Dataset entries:
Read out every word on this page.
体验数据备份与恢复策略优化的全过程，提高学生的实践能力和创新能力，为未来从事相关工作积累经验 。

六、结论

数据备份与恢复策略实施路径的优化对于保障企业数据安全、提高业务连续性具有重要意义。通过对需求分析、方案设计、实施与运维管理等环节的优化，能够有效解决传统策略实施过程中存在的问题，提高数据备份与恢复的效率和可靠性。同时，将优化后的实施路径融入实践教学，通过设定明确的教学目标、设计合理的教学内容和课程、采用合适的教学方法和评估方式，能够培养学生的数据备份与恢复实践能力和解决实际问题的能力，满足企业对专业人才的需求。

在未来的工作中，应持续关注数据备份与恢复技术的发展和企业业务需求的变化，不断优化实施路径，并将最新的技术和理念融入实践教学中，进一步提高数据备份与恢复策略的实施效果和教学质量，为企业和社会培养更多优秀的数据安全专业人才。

* What needs to be done
Generate an exact reproduction of all entries.

* Solution to the problem
Read out every word on this page.
体验数据备份与恢复策略优化的全过程，提高学生的实践能力和创新能力，为未来从事相关工作积累经验 。

六、结论

数据备份与恢复策略实施路径的优化对于保障企业数据安全、提高业务连续性具有重要意义。通过对需求分析、方案设计、实施与运维管理等环节的优化，能够有效解决传统策略实施过程中存在的问题，提高数据备份与恢复的效率和可靠性。同时，将优化后的实施路径融入实践教学，通过设定明确的教学目标、设计合理的教学内容和课程、采用合适的教学方法和评估方式，能够培养学生的数据备份与恢复实践能力和解决实际问题的能力，满足企业对专业人才的需求。

在未来的工作中，应持续关注数据备份与恢复技术的发展和企业业务需求的变化，不断优化实施路径，并将最新的技术和理念融入实践教学中，进一步提高数据备份与恢复策略的实施效果和教学质量，为企业和社会培养更多优秀的数据安全专业人才。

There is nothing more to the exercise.